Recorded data

⟨

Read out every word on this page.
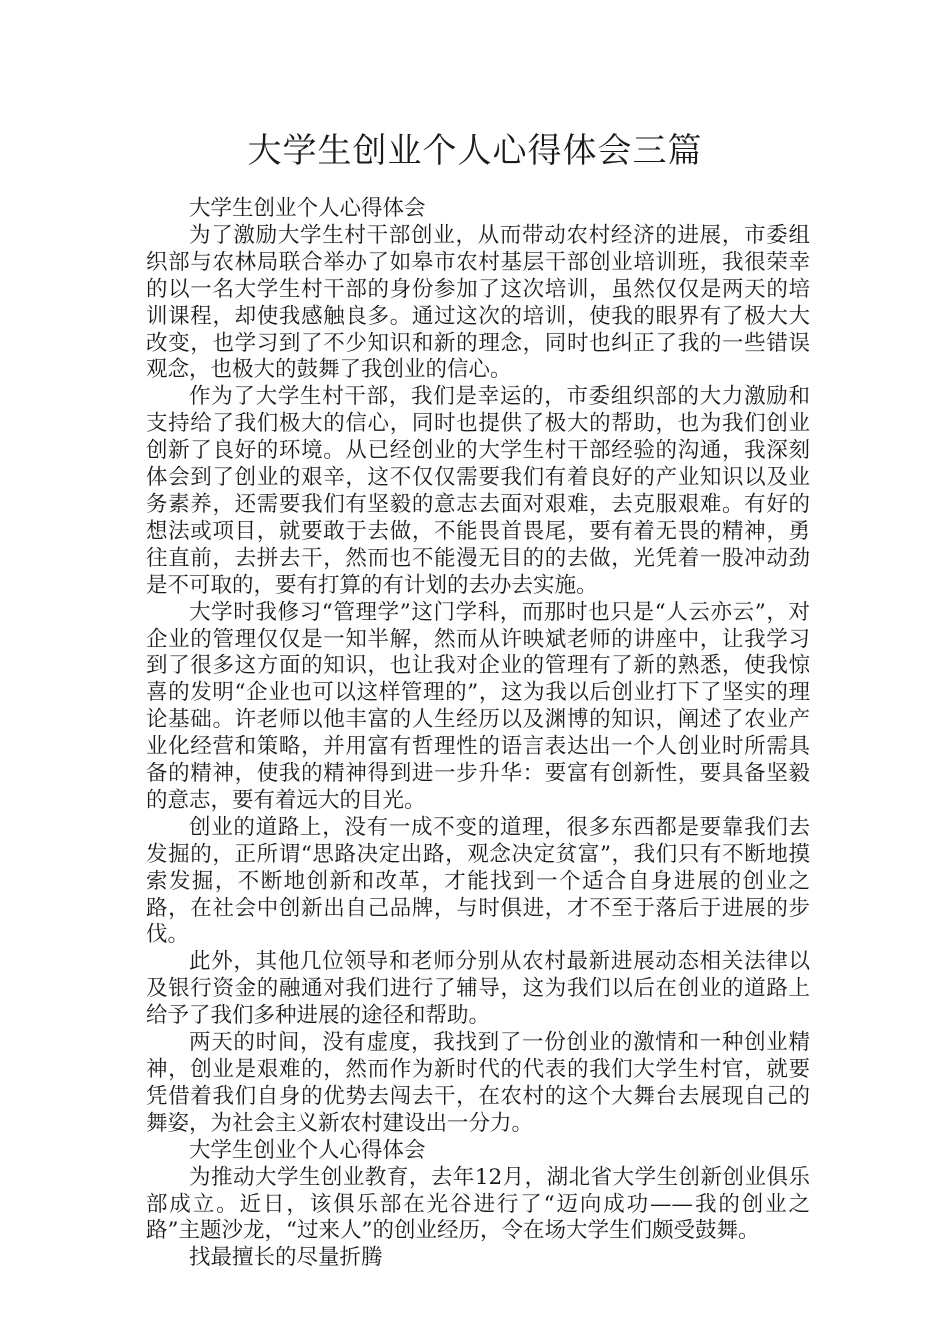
大学生创业个人心得体会三篇

大学生创业个人心得体会

为了激励大学生村干部创业，从而带动农村经济的进展，市委组织部与农林局联合举办了如皋市农村基层干部创业培训班，我很荣幸的以一名大学生村干部的身份参加了这次培训，虽然仅仅是两天的培训课程，却使我感触良多。通过这次的培训，使我的眼界有了极大大改变，也学习到了不少知识和新的理念，同时也纠正了我的一些错误观念，也极大的鼓舞了我创业的信心。

作为了大学生村干部，我们是幸运的，市委组织部的大力激励和支持给了我们极大的信心，同时也提供了极大的帮助，也为我们创业创新了良好的环境。从已经创业的大学生村干部经验的沟通，我深刻体会到了创业的艰辛，这不仅仅需要我们有着良好的产业知识以及业务素养，还需要我们有坚毅的意志去面对艰难，去克服艰难。有好的想法或项目，就要敢于去做，不能畏首畏尾，要有着无畏的精神，勇往直前，去拼去干，然而也不能漫无目的的去做，光凭着一股冲动劲是不可取的，要有打算的有计划的去办去实施。

大学时我修习“管理学”这门学科，而那时也只是“人云亦云”，对企业的管理仅仅是一知半解，然而从许映斌老师的讲座中，让我学习到了很多这方面的知识，也让我对企业的管理有了新的熟悉，使我惊喜的发明“企业也可以这样管理的”，这为我以后创业打下了坚实的理论基础。许老师以他丰富的人生经历以及渊博的知识，阐述了农业产业化经营和策略，并用富有哲理性的语言表达出一个人创业时所需具备的精神，使我的精神得到进一步升华：要富有创新性，要具备坚毅的意志，要有着远大的目光。

创业的道路上，没有一成不变的道理，很多东西都是要靠我们去发掘的，正所谓“思路决定出路，观念决定贫富”，我们只有不断地摸索发掘，不断地创新和改革，才能找到一个适合自身进展的创业之路，在社会中创新出自己品牌，与时俱进，才不至于落后于进展的步伐。

此外，其他几位领导和老师分别从农村最新进展动态相关法律以及银行资金的融通对我们进行了辅导，这为我们以后在创业的道路上给予了我们多种进展的途径和帮助。

两天的时间，没有虚度，我找到了一份创业的激情和一种创业精神，创业是艰难的，然而作为新时代的代表的我们大学生村官，就要凭借着我们自身的优势去闯去干，在农村的这个大舞台去展现自己的舞姿，为社会主义新农村建设出一分力。

大学生创业个人心得体会

为推动大学生创业教育，去年12月，湖北省大学生创新创业俱乐部成立。近日，该俱乐部在光谷进行了“迈向成功——我的创业之路”主题沙龙，“过来人”的创业经历，令在场大学生们颇受鼓舞。

找最擅长的尽量折腾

⟩

• Instructions to follow:
Can you repeat every record above exactly, apart from the pictures?

• Complete response:
Read out every word on this page.
大学生创业个人心得体会三篇

大学生创业个人心得体会

为了激励大学生村干部创业，从而带动农村经济的进展，市委组织部与农林局联合举办了如皋市农村基层干部创业培训班，我很荣幸的以一名大学生村干部的身份参加了这次培训，虽然仅仅是两天的培训课程，却使我感触良多。通过这次的培训，使我的眼界有了极大大改变，也学习到了不少知识和新的理念，同时也纠正了我的一些错误观念，也极大的鼓舞了我创业的信心。

作为了大学生村干部，我们是幸运的，市委组织部的大力激励和支持给了我们极大的信心，同时也提供了极大的帮助，也为我们创业创新了良好的环境。从已经创业的大学生村干部经验的沟通，我深刻体会到了创业的艰辛，这不仅仅需要我们有着良好的产业知识以及业务素养，还需要我们有坚毅的意志去面对艰难，去克服艰难。有好的想法或项目，就要敢于去做，不能畏首畏尾，要有着无畏的精神，勇往直前，去拼去干，然而也不能漫无目的的去做，光凭着一股冲动劲是不可取的，要有打算的有计划的去办去实施。

大学时我修习“管理学”这门学科，而那时也只是“人云亦云”，对企业的管理仅仅是一知半解，然而从许映斌老师的讲座中，让我学习到了很多这方面的知识，也让我对企业的管理有了新的熟悉，使我惊喜的发明“企业也可以这样管理的”，这为我以后创业打下了坚实的理论基础。许老师以他丰富的人生经历以及渊博的知识，阐述了农业产业化经营和策略，并用富有哲理性的语言表达出一个人创业时所需具备的精神，使我的精神得到进一步升华：要富有创新性，要具备坚毅的意志，要有着远大的目光。

创业的道路上，没有一成不变的道理，很多东西都是要靠我们去发掘的，正所谓“思路决定出路，观念决定贫富”，我们只有不断地摸索发掘，不断地创新和改革，才能找到一个适合自身进展的创业之路，在社会中创新出自己品牌，与时俱进，才不至于落后于进展的步伐。

此外，其他几位领导和老师分别从农村最新进展动态相关法律以及银行资金的融通对我们进行了辅导，这为我们以后在创业的道路上给予了我们多种进展的途径和帮助。

两天的时间，没有虚度，我找到了一份创业的激情和一种创业精神，创业是艰难的，然而作为新时代的代表的我们大学生村官，就要凭借着我们自身的优势去闯去干，在农村的这个大舞台去展现自己的舞姿，为社会主义新农村建设出一分力。

大学生创业个人心得体会

为推动大学生创业教育，去年12月，湖北省大学生创新创业俱乐部成立。近日，该俱乐部在光谷进行了“迈向成功——我的创业之路”主题沙龙，“过来人”的创业经历，令在场大学生们颇受鼓舞。

找最擅长的尽量折腾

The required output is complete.